Exactly repeat the full listing that follows.

= RECORDS SHOWN =
▬▬▬▬▬▬

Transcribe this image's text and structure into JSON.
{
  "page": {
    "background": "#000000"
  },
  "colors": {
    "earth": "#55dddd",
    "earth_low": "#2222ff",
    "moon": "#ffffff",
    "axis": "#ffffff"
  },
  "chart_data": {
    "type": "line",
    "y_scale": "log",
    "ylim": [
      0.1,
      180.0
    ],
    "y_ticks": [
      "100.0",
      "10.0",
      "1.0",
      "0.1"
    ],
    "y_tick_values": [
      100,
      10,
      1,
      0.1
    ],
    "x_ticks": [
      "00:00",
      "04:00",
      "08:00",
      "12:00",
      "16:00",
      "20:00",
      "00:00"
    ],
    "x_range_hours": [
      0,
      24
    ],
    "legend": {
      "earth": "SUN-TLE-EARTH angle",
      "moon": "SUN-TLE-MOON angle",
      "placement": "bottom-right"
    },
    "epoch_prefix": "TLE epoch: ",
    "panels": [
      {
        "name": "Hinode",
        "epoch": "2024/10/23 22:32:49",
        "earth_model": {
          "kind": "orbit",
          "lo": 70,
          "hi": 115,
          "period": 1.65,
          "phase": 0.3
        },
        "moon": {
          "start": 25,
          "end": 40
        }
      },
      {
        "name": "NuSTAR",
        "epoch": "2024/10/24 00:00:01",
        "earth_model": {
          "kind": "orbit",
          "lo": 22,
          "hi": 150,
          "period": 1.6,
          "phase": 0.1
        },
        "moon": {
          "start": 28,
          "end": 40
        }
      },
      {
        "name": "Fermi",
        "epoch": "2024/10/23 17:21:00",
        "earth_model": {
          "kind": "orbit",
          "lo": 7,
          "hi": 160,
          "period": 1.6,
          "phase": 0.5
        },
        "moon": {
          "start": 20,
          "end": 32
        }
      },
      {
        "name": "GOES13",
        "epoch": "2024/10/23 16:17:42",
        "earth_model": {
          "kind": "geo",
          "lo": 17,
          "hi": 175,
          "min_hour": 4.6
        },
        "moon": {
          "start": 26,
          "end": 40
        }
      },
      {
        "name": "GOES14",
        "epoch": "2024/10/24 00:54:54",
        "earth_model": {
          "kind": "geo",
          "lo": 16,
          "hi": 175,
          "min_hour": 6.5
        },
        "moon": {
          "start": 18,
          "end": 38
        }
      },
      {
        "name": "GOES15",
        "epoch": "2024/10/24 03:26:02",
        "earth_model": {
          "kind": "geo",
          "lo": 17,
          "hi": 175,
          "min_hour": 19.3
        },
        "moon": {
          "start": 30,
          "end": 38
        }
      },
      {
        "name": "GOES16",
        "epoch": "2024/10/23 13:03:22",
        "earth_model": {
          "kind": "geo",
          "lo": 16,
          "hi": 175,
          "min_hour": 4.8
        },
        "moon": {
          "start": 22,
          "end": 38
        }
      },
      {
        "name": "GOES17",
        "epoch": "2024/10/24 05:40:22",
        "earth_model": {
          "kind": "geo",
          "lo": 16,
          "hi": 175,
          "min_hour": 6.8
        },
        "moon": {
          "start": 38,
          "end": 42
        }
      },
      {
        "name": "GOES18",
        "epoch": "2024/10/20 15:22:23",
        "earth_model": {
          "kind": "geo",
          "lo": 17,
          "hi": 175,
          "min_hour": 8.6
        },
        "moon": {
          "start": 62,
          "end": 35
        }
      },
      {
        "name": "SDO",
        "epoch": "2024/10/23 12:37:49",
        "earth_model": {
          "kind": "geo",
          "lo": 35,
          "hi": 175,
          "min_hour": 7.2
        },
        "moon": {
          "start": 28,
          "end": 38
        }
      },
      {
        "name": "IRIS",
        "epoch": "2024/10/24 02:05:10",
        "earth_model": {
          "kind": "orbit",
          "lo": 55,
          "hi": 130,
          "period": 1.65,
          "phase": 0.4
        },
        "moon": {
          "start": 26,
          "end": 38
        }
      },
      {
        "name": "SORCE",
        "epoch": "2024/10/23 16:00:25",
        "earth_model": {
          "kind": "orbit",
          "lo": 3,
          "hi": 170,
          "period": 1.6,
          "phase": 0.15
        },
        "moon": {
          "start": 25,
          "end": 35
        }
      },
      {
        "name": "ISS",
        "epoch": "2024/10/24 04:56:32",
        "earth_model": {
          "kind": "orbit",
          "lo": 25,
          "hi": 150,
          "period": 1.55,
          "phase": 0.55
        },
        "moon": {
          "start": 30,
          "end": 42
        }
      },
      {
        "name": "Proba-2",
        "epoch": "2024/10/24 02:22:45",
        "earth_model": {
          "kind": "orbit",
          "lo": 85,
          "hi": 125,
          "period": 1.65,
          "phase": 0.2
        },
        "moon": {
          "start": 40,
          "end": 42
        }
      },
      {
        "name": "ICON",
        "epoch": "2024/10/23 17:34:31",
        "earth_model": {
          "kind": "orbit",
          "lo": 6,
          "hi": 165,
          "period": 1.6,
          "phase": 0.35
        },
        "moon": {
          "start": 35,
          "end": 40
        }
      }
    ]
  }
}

▬▬▬▬▬▬

= TASK RESPONSE =
Transcribe this image's text and structure into JSON.
{
  "page": {
    "background": "#000000"
  },
  "colors": {
    "earth": "#55dddd",
    "earth_low": "#2222ff",
    "moon": "#ffffff",
    "axis": "#ffffff"
  },
  "chart_data": {
    "type": "line",
    "y_scale": "log",
    "ylim": [
      0.1,
      180.0
    ],
    "y_ticks": [
      "100.0",
      "10.0",
      "1.0",
      "0.1"
    ],
    "y_tick_values": [
      100,
      10,
      1,
      0.1
    ],
    "x_ticks": [
      "00:00",
      "04:00",
      "08:00",
      "12:00",
      "16:00",
      "20:00",
      "00:00"
    ],
    "x_range_hours": [
      0,
      24
    ],
    "legend": {
      "earth": "SUN-TLE-EARTH angle",
      "moon": "SUN-TLE-MOON angle",
      "placement": "bottom-right"
    },
    "epoch_prefix": "TLE epoch: ",
    "panels": [
      {
        "name": "Hinode",
        "epoch": "2024/10/23 22:32:49",
        "earth_model": {
          "kind": "orbit",
          "lo": 70,
          "hi": 115,
          "period": 1.65,
          "phase": 0.3
        },
        "moon": {
          "start": 25,
          "end": 40
        }
      },
      {
        "name": "NuSTAR",
        "epoch": "2024/10/24 00:00:01",
        "earth_model": {
          "kind": "orbit",
          "lo": 22,
          "hi": 150,
          "period": 1.6,
          "phase": 0.1
        },
        "moon": {
          "start": 28,
          "end": 40
        }
      },
      {
        "name": "Fermi",
        "epoch": "2024/10/23 17:21:00",
        "earth_model": {
          "kind": "orbit",
          "lo": 7,
          "hi": 160,
          "period": 1.6,
          "phase": 0.5
        },
        "moon": {
          "start": 20,
          "end": 32
        }
      },
      {
        "name": "GOES13",
        "epoch": "2024/10/23 16:17:42",
        "earth_model": {
          "kind": "geo",
          "lo": 17,
          "hi": 175,
          "min_hour": 4.6
        },
        "moon": {
          "start": 26,
          "end": 40
        }
      },
      {
        "name": "GOES14",
        "epoch": "2024/10/24 00:54:54",
        "earth_model": {
          "kind": "geo",
          "lo": 16,
          "hi": 175,
          "min_hour": 6.5
        },
        "moon": {
          "start": 18,
          "end": 38
        }
      },
      {
        "name": "GOES15",
        "epoch": "2024/10/24 03:26:02",
        "earth_model": {
          "kind": "geo",
          "lo": 17,
          "hi": 175,
          "min_hour": 19.3
        },
        "moon": {
          "start": 30,
          "end": 38
        }
      },
      {
        "name": "GOES16",
        "epoch": "2024/10/23 13:03:22",
        "earth_model": {
          "kind": "geo",
          "lo": 16,
          "hi": 175,
          "min_hour": 4.8
        },
        "moon": {
          "start": 22,
          "end": 38
        }
      },
      {
        "name": "GOES17",
        "epoch": "2024/10/24 05:40:22",
        "earth_model": {
          "kind": "geo",
          "lo": 16,
          "hi": 175,
          "min_hour": 6.8
        },
        "moon": {
          "start": 38,
          "end": 42
        }
      },
      {
        "name": "GOES18",
        "epoch": "2024/10/20 15:22:23",
        "earth_model": {
          "kind": "geo",
          "lo": 17,
          "hi": 175,
          "min_hour": 8.6
        },
        "moon": {
          "start": 62,
          "end": 35
        }
      },
      {
        "name": "SDO",
        "epoch": "2024/10/23 12:37:49",
        "earth_model": {
          "kind": "geo",
          "lo": 35,
          "hi": 175,
          "min_hour": 7.2
        },
        "moon": {
          "start": 28,
          "end": 38
        }
      },
      {
        "name": "IRIS",
        "epoch": "2024/10/24 02:05:10",
        "earth_model": {
          "kind": "orbit",
          "lo": 55,
          "hi": 130,
          "period": 1.65,
          "phase": 0.4
        },
        "moon": {
          "start": 26,
          "end": 38
        }
      },
      {
        "name": "SORCE",
        "epoch": "2024/10/23 16:00:25",
        "earth_model": {
          "kind": "orbit",
          "lo": 3,
          "hi": 170,
          "period": 1.6,
          "phase": 0.15
        },
        "moon": {
          "start": 25,
          "end": 35
        }
      },
      {
        "name": "ISS",
        "epoch": "2024/10/24 04:56:32",
        "earth_model": {
          "kind": "orbit",
          "lo": 25,
          "hi": 150,
          "period": 1.55,
          "phase": 0.55
        },
        "moon": {
          "start": 30,
          "end": 42
        }
      },
      {
        "name": "Proba-2",
        "epoch": "2024/10/24 02:22:45",
        "earth_model": {
          "kind": "orbit",
          "lo": 85,
          "hi": 125,
          "period": 1.65,
          "phase": 0.2
        },
        "moon": {
          "start": 40,
          "end": 42
        }
      },
      {
        "name": "ICON",
        "epoch": "2024/10/23 17:34:31",
        "earth_model": {
          "kind": "orbit",
          "lo": 6,
          "hi": 165,
          "period": 1.6,
          "phase": 0.35
        },
        "moon": {
          "start": 35,
          "end": 40
        }
      }
    ]
  }
}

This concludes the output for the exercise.